What to produce ->
Locate the word "ylabel" in the entries below, then gather every line that holds it.

Data entries for graphics ->

__________

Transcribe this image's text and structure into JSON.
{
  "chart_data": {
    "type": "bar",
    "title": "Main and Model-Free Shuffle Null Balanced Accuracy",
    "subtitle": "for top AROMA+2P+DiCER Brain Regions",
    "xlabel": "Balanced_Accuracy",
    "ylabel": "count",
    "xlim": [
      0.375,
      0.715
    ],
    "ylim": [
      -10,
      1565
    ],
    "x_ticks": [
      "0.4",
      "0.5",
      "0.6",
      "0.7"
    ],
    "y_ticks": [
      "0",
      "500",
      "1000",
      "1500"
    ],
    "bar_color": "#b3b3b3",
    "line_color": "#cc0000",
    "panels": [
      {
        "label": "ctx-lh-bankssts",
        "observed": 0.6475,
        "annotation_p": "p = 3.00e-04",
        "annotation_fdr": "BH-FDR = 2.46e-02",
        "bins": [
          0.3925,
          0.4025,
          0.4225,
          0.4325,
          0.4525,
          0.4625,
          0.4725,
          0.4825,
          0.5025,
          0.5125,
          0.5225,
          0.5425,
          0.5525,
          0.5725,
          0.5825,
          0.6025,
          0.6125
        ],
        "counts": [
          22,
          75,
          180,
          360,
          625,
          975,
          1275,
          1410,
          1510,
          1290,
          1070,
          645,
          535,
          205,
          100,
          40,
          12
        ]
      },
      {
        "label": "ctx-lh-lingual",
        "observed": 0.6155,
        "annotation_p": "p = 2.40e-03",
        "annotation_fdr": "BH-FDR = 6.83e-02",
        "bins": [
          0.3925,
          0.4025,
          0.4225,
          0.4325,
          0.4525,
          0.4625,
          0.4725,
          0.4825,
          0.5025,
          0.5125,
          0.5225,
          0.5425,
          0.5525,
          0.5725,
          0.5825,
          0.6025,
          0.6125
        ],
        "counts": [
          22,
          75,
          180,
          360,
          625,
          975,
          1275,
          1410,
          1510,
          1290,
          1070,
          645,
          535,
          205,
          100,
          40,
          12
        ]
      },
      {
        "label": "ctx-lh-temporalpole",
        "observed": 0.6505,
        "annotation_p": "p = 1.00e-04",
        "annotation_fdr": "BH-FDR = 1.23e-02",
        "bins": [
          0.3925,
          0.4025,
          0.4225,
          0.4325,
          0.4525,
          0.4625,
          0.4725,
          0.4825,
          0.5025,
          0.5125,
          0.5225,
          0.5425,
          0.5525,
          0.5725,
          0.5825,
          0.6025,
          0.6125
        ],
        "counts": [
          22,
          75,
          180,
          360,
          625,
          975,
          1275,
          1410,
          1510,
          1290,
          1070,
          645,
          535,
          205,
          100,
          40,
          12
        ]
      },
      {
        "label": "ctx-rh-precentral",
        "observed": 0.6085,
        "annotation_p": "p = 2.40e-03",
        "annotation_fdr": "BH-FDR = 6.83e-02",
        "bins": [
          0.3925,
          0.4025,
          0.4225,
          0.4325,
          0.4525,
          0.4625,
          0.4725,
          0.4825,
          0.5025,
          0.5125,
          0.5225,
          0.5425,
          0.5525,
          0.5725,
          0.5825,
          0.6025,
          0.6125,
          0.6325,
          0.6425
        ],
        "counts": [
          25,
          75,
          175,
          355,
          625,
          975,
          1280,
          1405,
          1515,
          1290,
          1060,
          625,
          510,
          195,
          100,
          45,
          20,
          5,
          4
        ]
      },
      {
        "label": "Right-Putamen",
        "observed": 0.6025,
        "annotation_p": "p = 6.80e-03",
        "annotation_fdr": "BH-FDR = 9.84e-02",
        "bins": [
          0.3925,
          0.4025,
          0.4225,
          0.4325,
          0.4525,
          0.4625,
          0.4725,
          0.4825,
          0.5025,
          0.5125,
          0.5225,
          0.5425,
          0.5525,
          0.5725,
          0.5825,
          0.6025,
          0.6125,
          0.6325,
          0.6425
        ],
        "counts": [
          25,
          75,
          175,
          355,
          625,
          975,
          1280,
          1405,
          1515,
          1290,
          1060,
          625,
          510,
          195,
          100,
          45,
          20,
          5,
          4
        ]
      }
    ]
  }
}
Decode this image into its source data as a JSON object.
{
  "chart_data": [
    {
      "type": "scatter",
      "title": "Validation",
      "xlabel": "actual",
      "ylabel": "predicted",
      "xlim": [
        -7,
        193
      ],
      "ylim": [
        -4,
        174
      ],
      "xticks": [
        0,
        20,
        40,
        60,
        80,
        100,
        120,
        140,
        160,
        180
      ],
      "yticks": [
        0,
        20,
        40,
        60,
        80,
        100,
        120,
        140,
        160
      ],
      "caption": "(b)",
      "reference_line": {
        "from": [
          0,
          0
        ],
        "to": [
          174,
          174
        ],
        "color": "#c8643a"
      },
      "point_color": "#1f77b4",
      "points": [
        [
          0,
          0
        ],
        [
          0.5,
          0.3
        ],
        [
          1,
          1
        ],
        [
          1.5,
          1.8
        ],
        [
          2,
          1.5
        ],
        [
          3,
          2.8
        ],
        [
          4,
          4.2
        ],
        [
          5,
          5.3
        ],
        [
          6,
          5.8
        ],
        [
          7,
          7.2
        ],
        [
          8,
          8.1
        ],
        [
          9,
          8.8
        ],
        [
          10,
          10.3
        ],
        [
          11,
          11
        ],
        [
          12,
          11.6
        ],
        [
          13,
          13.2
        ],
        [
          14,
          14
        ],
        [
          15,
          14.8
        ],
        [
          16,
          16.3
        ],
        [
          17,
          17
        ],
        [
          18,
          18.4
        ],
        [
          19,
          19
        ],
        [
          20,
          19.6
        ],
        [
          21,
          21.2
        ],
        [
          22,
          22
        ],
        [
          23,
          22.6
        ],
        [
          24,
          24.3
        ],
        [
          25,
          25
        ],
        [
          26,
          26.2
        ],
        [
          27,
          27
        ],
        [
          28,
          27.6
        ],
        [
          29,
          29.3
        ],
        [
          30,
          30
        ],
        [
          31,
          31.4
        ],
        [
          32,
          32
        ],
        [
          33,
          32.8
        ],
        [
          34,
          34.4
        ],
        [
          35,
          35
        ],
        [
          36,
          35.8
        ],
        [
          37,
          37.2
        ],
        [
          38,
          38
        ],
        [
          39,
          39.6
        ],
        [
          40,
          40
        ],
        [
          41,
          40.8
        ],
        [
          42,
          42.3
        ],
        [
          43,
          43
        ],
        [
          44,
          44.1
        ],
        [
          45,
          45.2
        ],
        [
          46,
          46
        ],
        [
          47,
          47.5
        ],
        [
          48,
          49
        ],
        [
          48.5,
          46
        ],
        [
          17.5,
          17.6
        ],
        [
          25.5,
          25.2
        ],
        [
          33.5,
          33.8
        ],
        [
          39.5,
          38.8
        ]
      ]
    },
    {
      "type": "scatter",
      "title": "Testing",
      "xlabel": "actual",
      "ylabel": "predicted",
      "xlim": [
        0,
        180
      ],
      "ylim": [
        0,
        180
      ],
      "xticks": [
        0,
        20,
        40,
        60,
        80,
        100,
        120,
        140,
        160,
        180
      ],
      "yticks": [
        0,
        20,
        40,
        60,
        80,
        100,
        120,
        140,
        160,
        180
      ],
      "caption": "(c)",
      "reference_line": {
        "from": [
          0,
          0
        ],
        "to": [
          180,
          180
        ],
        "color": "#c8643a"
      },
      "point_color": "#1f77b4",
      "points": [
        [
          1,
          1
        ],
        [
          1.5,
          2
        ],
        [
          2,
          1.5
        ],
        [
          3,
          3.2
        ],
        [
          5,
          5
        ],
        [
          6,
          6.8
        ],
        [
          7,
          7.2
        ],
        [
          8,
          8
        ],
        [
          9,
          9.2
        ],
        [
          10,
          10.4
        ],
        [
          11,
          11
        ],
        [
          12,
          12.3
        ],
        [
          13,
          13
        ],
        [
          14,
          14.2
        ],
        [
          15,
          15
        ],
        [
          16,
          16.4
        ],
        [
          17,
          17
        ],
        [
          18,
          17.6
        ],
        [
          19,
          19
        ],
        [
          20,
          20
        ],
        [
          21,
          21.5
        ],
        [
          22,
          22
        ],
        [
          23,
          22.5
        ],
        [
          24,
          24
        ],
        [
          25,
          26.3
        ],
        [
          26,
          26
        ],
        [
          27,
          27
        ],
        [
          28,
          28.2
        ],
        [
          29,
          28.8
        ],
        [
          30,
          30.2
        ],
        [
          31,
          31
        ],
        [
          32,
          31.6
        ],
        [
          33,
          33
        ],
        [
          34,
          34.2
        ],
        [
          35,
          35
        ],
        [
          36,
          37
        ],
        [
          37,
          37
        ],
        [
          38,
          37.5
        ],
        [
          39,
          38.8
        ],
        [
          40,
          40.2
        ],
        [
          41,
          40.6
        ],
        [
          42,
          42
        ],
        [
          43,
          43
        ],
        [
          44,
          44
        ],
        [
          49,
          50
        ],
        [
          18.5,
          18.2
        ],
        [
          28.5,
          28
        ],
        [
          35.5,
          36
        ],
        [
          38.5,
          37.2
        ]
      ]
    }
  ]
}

__________

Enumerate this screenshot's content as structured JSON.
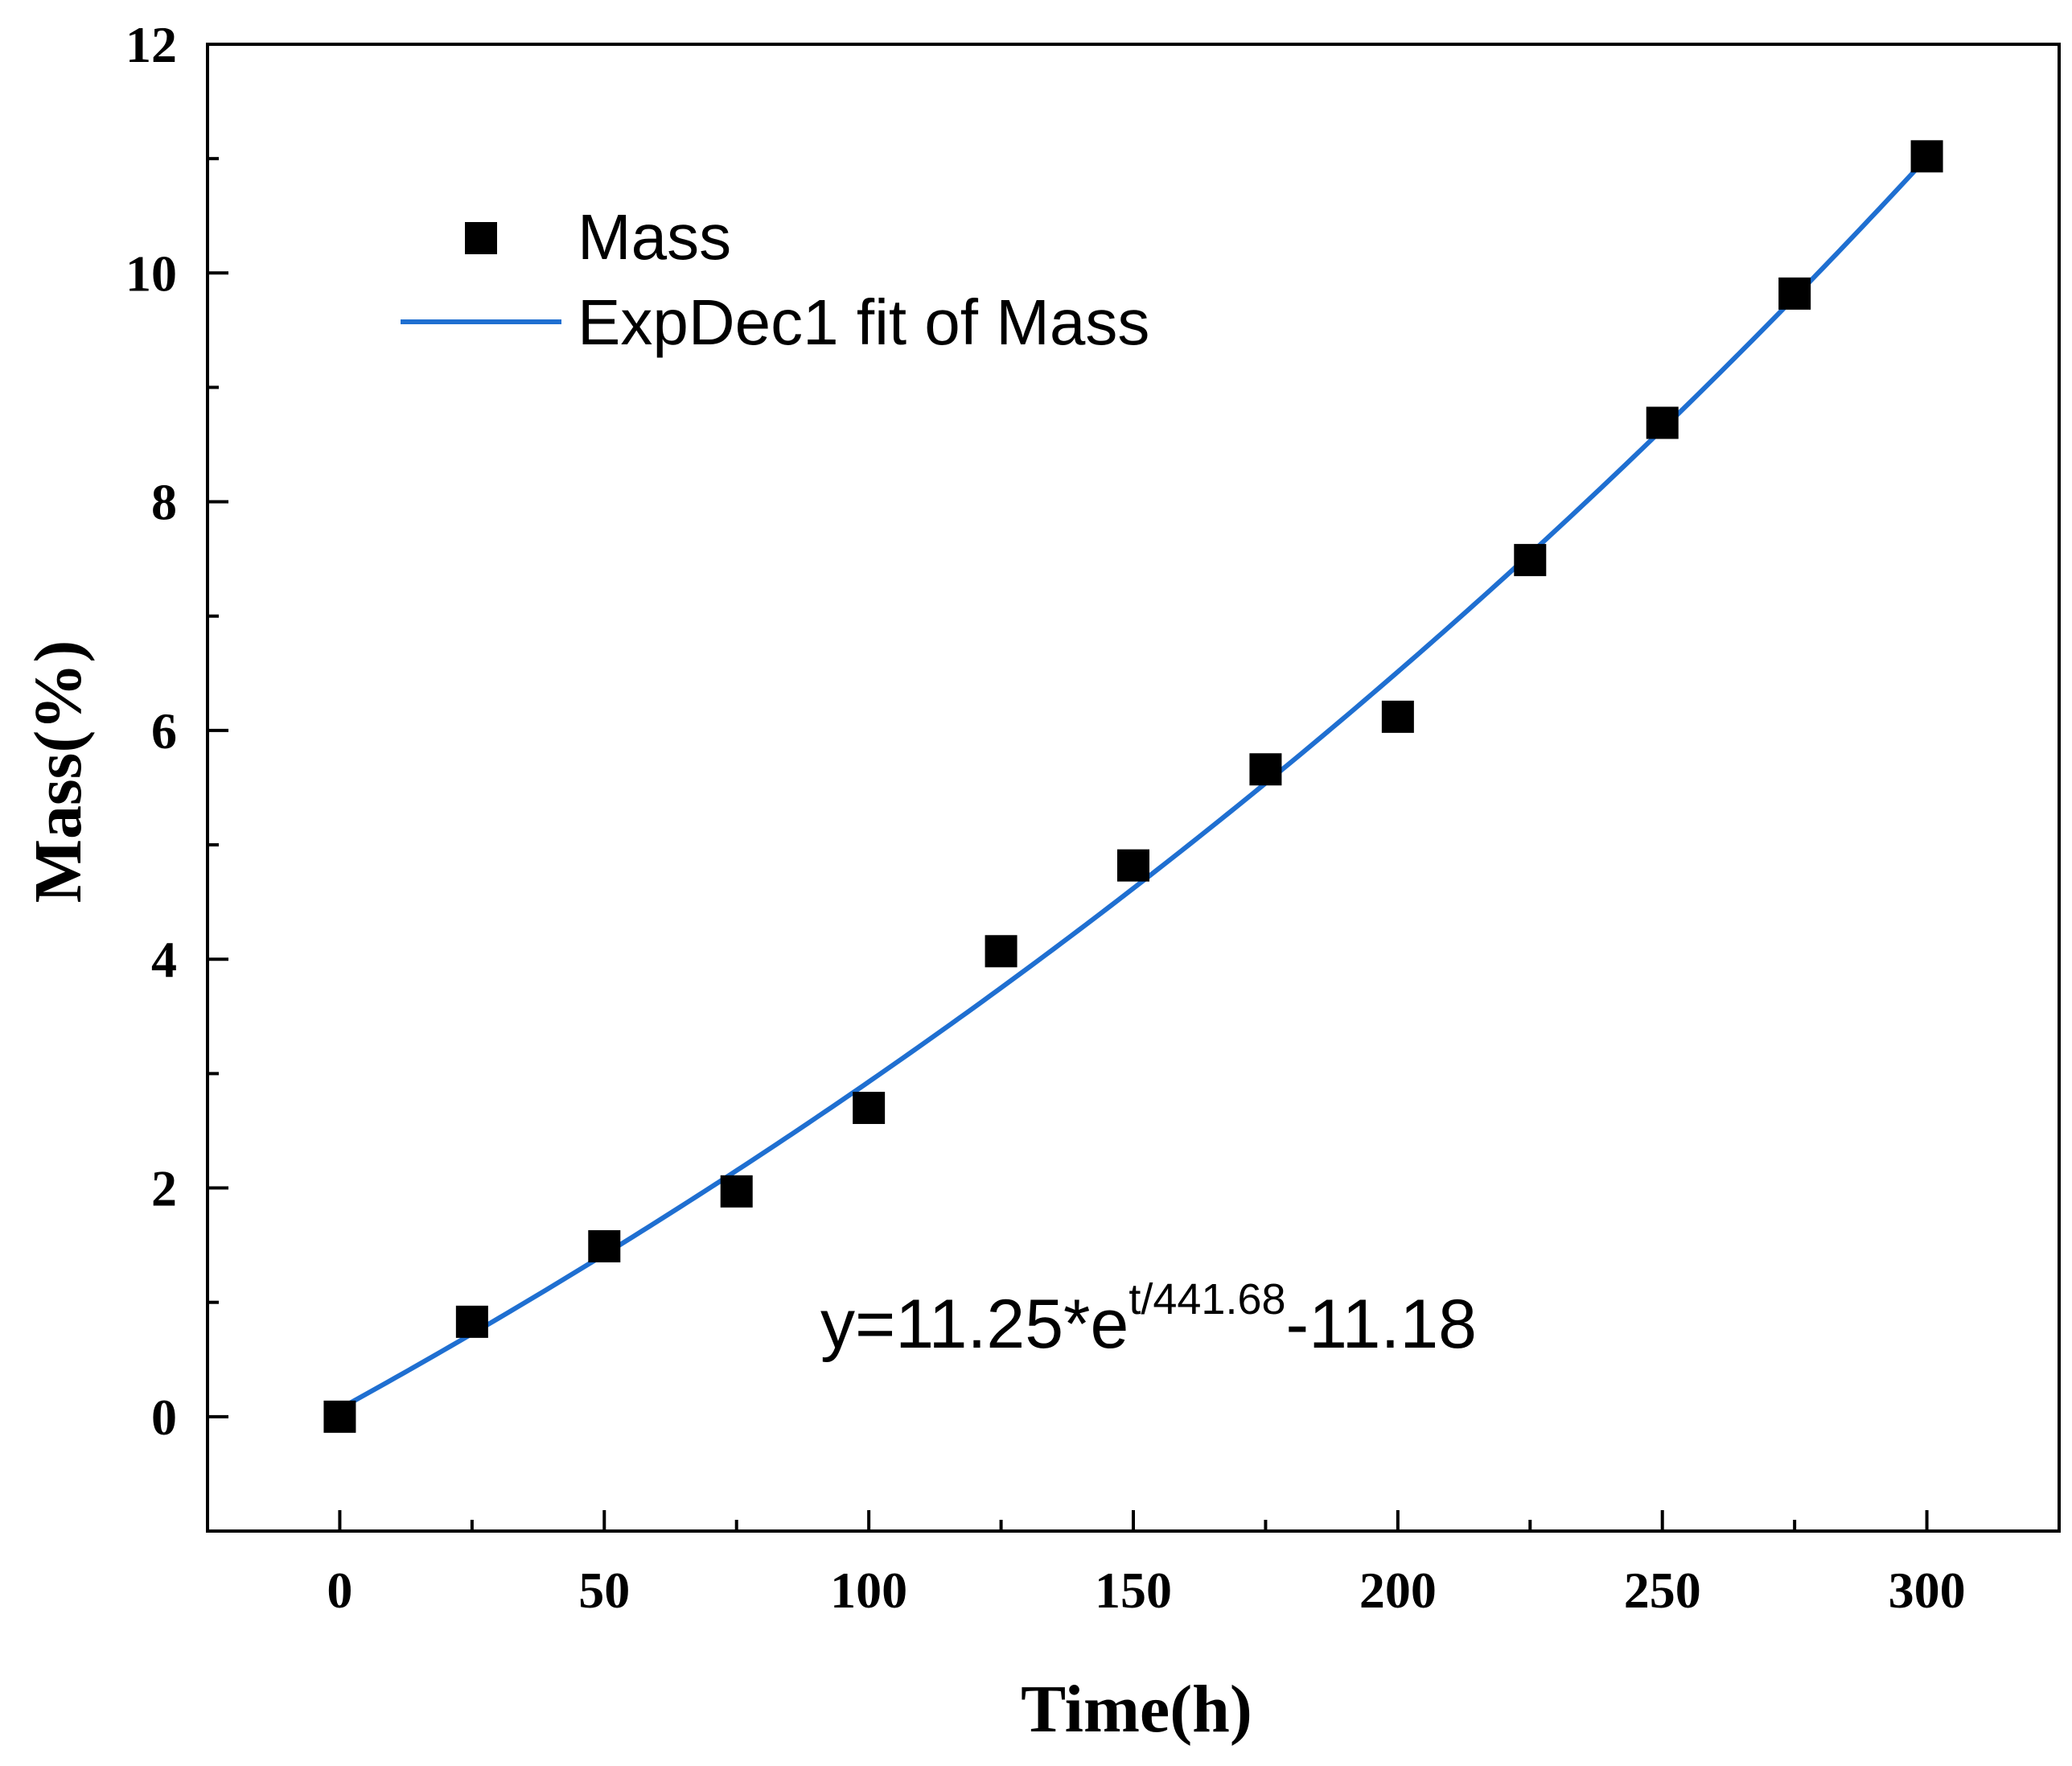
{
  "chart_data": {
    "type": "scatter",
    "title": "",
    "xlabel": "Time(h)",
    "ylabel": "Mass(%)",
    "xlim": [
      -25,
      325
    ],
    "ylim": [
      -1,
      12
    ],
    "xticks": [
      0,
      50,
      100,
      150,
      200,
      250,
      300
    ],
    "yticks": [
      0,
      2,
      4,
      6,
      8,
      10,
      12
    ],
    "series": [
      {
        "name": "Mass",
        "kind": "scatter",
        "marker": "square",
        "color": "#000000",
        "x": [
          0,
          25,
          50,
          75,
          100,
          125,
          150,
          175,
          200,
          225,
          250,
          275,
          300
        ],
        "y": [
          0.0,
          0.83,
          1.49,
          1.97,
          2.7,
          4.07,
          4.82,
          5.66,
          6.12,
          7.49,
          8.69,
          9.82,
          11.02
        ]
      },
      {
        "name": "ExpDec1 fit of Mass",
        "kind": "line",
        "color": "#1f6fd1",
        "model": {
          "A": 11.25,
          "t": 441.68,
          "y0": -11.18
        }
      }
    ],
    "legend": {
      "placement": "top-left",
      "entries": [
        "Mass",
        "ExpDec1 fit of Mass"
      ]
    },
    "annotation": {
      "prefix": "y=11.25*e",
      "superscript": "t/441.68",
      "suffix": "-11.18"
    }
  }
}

__________

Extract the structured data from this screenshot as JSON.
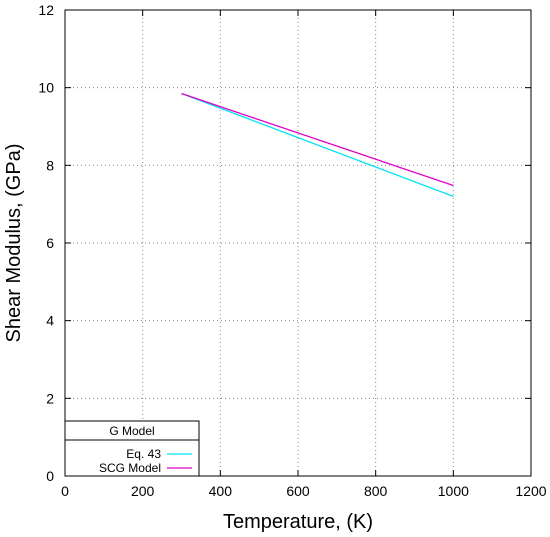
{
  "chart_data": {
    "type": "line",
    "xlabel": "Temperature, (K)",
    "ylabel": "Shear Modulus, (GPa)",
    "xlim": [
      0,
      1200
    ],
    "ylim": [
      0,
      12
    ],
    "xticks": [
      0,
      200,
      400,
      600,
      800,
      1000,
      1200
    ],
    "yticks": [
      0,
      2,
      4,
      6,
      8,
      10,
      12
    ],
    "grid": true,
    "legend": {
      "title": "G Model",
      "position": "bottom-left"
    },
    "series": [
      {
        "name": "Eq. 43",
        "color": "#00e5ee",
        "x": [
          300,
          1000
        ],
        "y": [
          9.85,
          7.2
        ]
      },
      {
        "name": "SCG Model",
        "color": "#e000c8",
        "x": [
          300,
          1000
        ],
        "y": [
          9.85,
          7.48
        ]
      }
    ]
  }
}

__________

Completed exercise ->
    "ylabel": "count",
      "ylabel": "predicted",
      "ylabel": "predicted",
    "ylabel": "Mass(%)",
    "ylabel": "Shear Modulus, (GPa)",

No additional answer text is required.